- УСЛОВИЕ ЗАДАНИЯ -
Напишите продолжение приведенного ниже текста о литературном процессе 1920 – начала 1940-х годов, начав сразу после его последнего предложения.

- ТЕКСТ ДЛЯ ЧТЕНИЯ -
==================================================

Анализ существующих работ предшественников, посвященных литературе 1920-1940-х годов, позволяет выделить несколько доминирующих направлений в ее изучении. Во-первых, мы не можем обойти стороной целый массив идеологизированных и идеологизирующих работ об историко- литературном процессе данной эпохи, его эстетических особенностях и художественных предпочтениях1, а также ряд достаточно неангажированных работ о жизни литературных идей 1920-1930-х годов и дискуссиях вокруг них2. Для нас важно, что в данных работах освещаются особенности мышления эпохи, обозначаются ее самоидентификационные ориентиры, передаются идеологемы времени, раскрываются их «судьбы». Во-вторых, существует множество исследований, посвященных частным художественным системам и индивидуумам, принявшим непосредственное участие в творческом процессе 1920-1940-х годов. Эти исследования, становятся незаменимым подспорьем во время наших обращений к конкретным художественным мирам и текстам. В-третьих, одним из доминирующих направлений в изучении литературы 1920-1940-х годов – как впрочем, и всякой литературы – является исследование жизни жанров, приемов, средств выражения, дискурсов эпохи.Выбор предмета исследования – метажанров коммунистической агиографии и «европейской» сказки-аллегории – обусловлен той историко- культурной и культурологической концепцией, которая определяет наш взгляд на культуру и на литературный процесс 1920 – начала 1940-х годов. Историософская суть этой концепции сводится к утверждению подобности авторитарных культур христианства и коммунизма и их эстетических доктрин. Культура 1920 – начала 1940-х годов рассматривается нами как культура, имеющая четкий центр (в основе которого находится социальное, политическое, экономическое учение теоретиков коммунизма и правящей партии и соответствующая эстетическая доктрина) и развивающаяся за счет сосуществования двух тенденций: центростремительной и центробежной.

==================================================

- БЛОК ДАННЫХ -
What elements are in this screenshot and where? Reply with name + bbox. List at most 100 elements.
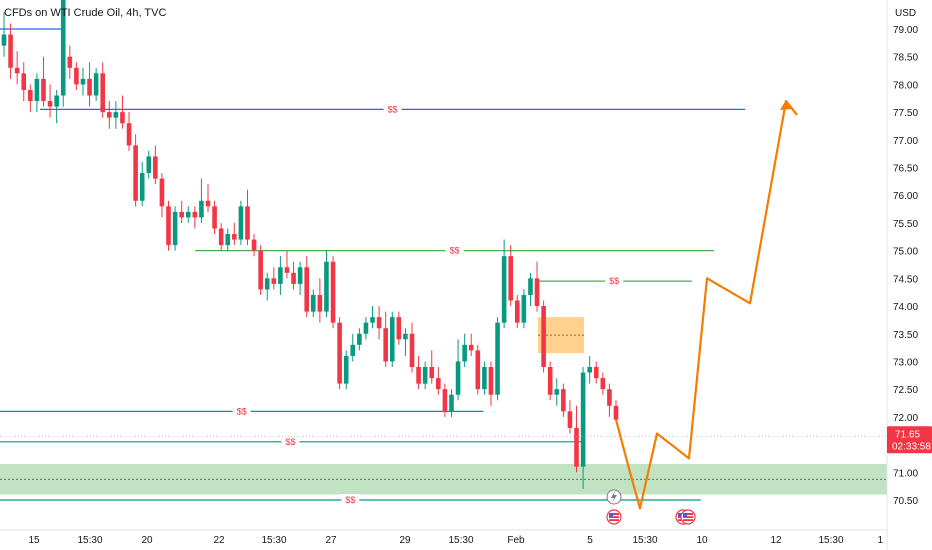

==================================================

- ОТВЕТ НА ЗАДАНИЕ -
Опираясь на идеи П.Бурдье, можно сказать, что данная культура и ее литература – единое поле взаимодействующих друг с другом сил, «сеть объективных отношений (доминаци или подчинения, взаимодополнительности или антагонизма и т.д.) между позициями». По П. Бурдье, «Каждую позицию определяет ее объективное отношение к другим позициям». Причем, «позиции могут соответствовать определенному жанру»2. Две тенденции данной культуры – центростремительная и центробежная – дают две литературных позиции, которые мы условно назовем позицией «высокой» партийной литературы и литературы непартийной, «низкой».
«Высокая» литература возрождает религиозные типы миромоделирования, «низкая» работает на стыке с народнопоэтической, смеховой, площадной традицией3. Два выбранных нами метажанра – это противоположные позиции единого поля литературы 1920 – начала 1940-х годов.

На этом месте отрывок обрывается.